TASK INSTRUCTIONS:
The records below need retyping in full; give them again exactly.
________
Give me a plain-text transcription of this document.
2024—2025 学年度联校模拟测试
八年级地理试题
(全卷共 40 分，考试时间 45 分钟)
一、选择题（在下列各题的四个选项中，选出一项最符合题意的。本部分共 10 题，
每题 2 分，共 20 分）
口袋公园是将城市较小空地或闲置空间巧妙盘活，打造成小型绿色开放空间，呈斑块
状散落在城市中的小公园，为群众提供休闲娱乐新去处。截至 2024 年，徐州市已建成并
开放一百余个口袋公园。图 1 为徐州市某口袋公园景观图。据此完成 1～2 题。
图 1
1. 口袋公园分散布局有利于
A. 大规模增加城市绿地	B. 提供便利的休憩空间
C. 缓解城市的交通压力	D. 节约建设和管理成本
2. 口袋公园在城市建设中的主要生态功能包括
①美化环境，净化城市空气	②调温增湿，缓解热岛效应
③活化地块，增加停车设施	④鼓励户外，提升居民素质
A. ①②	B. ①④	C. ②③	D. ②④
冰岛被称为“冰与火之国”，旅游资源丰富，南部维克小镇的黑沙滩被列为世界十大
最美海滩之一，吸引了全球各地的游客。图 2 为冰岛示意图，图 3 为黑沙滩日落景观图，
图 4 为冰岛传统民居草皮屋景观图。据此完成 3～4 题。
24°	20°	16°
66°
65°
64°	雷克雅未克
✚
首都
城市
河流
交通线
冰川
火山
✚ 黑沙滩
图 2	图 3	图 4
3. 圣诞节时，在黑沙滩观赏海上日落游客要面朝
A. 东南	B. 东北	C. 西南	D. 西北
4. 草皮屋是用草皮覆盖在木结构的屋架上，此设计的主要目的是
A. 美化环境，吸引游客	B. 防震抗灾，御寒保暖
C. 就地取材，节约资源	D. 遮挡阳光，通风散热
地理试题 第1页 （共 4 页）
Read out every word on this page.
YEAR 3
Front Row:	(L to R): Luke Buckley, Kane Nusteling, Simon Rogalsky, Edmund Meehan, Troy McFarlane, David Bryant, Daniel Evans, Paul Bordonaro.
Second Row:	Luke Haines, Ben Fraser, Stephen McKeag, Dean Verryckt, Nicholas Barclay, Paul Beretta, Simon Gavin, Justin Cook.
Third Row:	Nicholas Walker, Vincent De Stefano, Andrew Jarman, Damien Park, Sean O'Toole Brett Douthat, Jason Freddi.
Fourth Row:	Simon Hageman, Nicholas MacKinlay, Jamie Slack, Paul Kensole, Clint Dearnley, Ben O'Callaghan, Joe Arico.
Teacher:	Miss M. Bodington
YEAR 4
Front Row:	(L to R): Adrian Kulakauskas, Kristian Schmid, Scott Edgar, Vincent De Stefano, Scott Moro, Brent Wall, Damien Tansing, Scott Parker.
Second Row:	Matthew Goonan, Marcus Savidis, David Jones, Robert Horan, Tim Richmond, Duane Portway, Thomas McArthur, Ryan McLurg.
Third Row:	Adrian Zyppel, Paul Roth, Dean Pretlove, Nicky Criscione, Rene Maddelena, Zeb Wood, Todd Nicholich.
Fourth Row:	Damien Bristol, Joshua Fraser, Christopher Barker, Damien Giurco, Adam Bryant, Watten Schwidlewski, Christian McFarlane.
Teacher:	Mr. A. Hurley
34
________
EXERCISE ANSWER:
Give me a plain-text transcription of this document.
2024—2025 学年度联校模拟测试
八年级地理试题
(全卷共 40 分，考试时间 45 分钟)
一、选择题（在下列各题的四个选项中，选出一项最符合题意的。本部分共 10 题，
每题 2 分，共 20 分）
口袋公园是将城市较小空地或闲置空间巧妙盘活，打造成小型绿色开放空间，呈斑块
状散落在城市中的小公园，为群众提供休闲娱乐新去处。截至 2024 年，徐州市已建成并
开放一百余个口袋公园。图 1 为徐州市某口袋公园景观图。据此完成 1～2 题。
图 1
1. 口袋公园分散布局有利于
A. 大规模增加城市绿地	B. 提供便利的休憩空间
C. 缓解城市的交通压力	D. 节约建设和管理成本
2. 口袋公园在城市建设中的主要生态功能包括
①美化环境，净化城市空气	②调温增湿，缓解热岛效应
③活化地块，增加停车设施	④鼓励户外，提升居民素质
A. ①②	B. ①④	C. ②③	D. ②④
冰岛被称为“冰与火之国”，旅游资源丰富，南部维克小镇的黑沙滩被列为世界十大
最美海滩之一，吸引了全球各地的游客。图 2 为冰岛示意图，图 3 为黑沙滩日落景观图，
图 4 为冰岛传统民居草皮屋景观图。据此完成 3～4 题。
24°	20°	16°
66°
65°
64°	雷克雅未克
✚
首都
城市
河流
交通线
冰川
火山
✚ 黑沙滩
图 2	图 3	图 4
3. 圣诞节时，在黑沙滩观赏海上日落游客要面朝
A. 东南	B. 东北	C. 西南	D. 西北
4. 草皮屋是用草皮覆盖在木结构的屋架上，此设计的主要目的是
A. 美化环境，吸引游客	B. 防震抗灾，御寒保暖
C. 就地取材，节约资源	D. 遮挡阳光，通风散热
地理试题 第1页 （共 4 页）
Read out every word on this page.
YEAR 3
Front Row:	(L to R): Luke Buckley, Kane Nusteling, Simon Rogalsky, Edmund Meehan, Troy McFarlane, David Bryant, Daniel Evans, Paul Bordonaro.
Second Row:	Luke Haines, Ben Fraser, Stephen McKeag, Dean Verryckt, Nicholas Barclay, Paul Beretta, Simon Gavin, Justin Cook.
Third Row:	Nicholas Walker, Vincent De Stefano, Andrew Jarman, Damien Park, Sean O'Toole Brett Douthat, Jason Freddi.
Fourth Row:	Simon Hageman, Nicholas MacKinlay, Jamie Slack, Paul Kensole, Clint Dearnley, Ben O'Callaghan, Joe Arico.
Teacher:	Miss M. Bodington
YEAR 4
Front Row:	(L to R): Adrian Kulakauskas, Kristian Schmid, Scott Edgar, Vincent De Stefano, Scott Moro, Brent Wall, Damien Tansing, Scott Parker.
Second Row:	Matthew Goonan, Marcus Savidis, David Jones, Robert Horan, Tim Richmond, Duane Portway, Thomas McArthur, Ryan McLurg.
Third Row:	Adrian Zyppel, Paul Roth, Dean Pretlove, Nicky Criscione, Rene Maddelena, Zeb Wood, Todd Nicholich.
Fourth Row:	Damien Bristol, Joshua Fraser, Christopher Barker, Damien Giurco, Adam Bryant, Watten Schwidlewski, Christian McFarlane.
Teacher:	Mr. A. Hurley
34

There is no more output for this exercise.